(Exercise description): Write the data out again, exactly as given.

(Data provided):
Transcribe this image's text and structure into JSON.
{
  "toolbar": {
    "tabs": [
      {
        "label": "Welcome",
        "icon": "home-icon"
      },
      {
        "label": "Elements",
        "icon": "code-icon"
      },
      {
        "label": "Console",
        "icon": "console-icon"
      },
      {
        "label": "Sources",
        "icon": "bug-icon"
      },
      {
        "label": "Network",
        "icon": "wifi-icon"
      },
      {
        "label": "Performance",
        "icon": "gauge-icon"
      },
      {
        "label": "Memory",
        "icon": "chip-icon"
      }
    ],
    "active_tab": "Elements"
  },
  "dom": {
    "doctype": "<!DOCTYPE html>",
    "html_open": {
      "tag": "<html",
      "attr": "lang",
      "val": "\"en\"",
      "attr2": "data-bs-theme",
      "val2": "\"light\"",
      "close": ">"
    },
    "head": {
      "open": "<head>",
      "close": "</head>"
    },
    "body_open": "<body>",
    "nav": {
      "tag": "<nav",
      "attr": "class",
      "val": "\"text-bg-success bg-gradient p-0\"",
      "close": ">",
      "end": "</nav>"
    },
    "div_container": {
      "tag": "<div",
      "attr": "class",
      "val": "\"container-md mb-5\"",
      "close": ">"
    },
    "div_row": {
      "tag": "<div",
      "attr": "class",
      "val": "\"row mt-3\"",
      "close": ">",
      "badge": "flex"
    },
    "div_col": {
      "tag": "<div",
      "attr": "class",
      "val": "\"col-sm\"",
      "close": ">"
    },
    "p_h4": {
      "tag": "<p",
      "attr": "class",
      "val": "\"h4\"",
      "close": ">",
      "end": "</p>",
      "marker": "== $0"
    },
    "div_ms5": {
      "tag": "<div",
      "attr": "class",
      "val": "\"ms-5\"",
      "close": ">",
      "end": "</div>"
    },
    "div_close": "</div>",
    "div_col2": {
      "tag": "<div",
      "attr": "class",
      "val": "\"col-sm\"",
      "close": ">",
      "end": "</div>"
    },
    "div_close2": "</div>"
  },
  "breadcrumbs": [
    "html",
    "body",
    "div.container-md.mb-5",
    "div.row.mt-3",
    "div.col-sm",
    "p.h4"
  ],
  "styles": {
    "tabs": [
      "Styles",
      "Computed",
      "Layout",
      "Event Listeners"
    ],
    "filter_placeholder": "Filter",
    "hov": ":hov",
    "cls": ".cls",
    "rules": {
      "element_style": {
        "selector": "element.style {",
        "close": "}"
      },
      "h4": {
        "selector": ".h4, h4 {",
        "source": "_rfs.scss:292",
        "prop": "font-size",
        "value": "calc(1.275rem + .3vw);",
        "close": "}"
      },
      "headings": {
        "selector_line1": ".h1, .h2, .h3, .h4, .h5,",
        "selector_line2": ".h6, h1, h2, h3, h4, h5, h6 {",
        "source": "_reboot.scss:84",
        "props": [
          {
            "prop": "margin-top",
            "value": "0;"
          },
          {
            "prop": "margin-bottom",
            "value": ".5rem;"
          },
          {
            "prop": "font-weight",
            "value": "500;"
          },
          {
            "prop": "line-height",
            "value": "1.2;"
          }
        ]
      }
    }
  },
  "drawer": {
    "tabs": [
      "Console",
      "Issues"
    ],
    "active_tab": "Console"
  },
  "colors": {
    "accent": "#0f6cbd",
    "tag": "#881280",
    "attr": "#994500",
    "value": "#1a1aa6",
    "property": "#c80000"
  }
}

(Right answer):
Transcribe this image's text and structure into JSON.
{
  "toolbar": {
    "tabs": [
      {
        "label": "Welcome",
        "icon": "home-icon"
      },
      {
        "label": "Elements",
        "icon": "code-icon"
      },
      {
        "label": "Console",
        "icon": "console-icon"
      },
      {
        "label": "Sources",
        "icon": "bug-icon"
      },
      {
        "label": "Network",
        "icon": "wifi-icon"
      },
      {
        "label": "Performance",
        "icon": "gauge-icon"
      },
      {
        "label": "Memory",
        "icon": "chip-icon"
      }
    ],
    "active_tab": "Elements"
  },
  "dom": {
    "doctype": "<!DOCTYPE html>",
    "html_open": {
      "tag": "<html",
      "attr": "lang",
      "val": "\"en\"",
      "attr2": "data-bs-theme",
      "val2": "\"light\"",
      "close": ">"
    },
    "head": {
      "open": "<head>",
      "close": "</head>"
    },
    "body_open": "<body>",
    "nav": {
      "tag": "<nav",
      "attr": "class",
      "val": "\"text-bg-success bg-gradient p-0\"",
      "close": ">",
      "end": "</nav>"
    },
    "div_container": {
      "tag": "<div",
      "attr": "class",
      "val": "\"container-md mb-5\"",
      "close": ">"
    },
    "div_row": {
      "tag": "<div",
      "attr": "class",
      "val": "\"row mt-3\"",
      "close": ">",
      "badge": "flex"
    },
    "div_col": {
      "tag": "<div",
      "attr": "class",
      "val": "\"col-sm\"",
      "close": ">"
    },
    "p_h4": {
      "tag": "<p",
      "attr": "class",
      "val": "\"h4\"",
      "close": ">",
      "end": "</p>",
      "marker": "== $0"
    },
    "div_ms5": {
      "tag": "<div",
      "attr": "class",
      "val": "\"ms-5\"",
      "close": ">",
      "end": "</div>"
    },
    "div_close": "</div>",
    "div_col2": {
      "tag": "<div",
      "attr": "class",
      "val": "\"col-sm\"",
      "close": ">",
      "end": "</div>"
    },
    "div_close2": "</div>"
  },
  "breadcrumbs": [
    "html",
    "body",
    "div.container-md.mb-5",
    "div.row.mt-3",
    "div.col-sm",
    "p.h4"
  ],
  "styles": {
    "tabs": [
      "Styles",
      "Computed",
      "Layout",
      "Event Listeners"
    ],
    "filter_placeholder": "Filter",
    "hov": ":hov",
    "cls": ".cls",
    "rules": {
      "element_style": {
        "selector": "element.style {",
        "close": "}"
      },
      "h4": {
        "selector": ".h4, h4 {",
        "source": "_rfs.scss:292",
        "prop": "font-size",
        "value": "calc(1.275rem + .3vw);",
        "close": "}"
      },
      "headings": {
        "selector_line1": ".h1, .h2, .h3, .h4, .h5,",
        "selector_line2": ".h6, h1, h2, h3, h4, h5, h6 {",
        "source": "_reboot.scss:84",
        "props": [
          {
            "prop": "margin-top",
            "value": "0;"
          },
          {
            "prop": "margin-bottom",
            "value": ".5rem;"
          },
          {
            "prop": "font-weight",
            "value": "500;"
          },
          {
            "prop": "line-height",
            "value": "1.2;"
          }
        ]
      }
    }
  },
  "drawer": {
    "tabs": [
      "Console",
      "Issues"
    ],
    "active_tab": "Console"
  },
  "colors": {
    "accent": "#0f6cbd",
    "tag": "#881280",
    "attr": "#994500",
    "value": "#1a1aa6",
    "property": "#c80000"
  }
}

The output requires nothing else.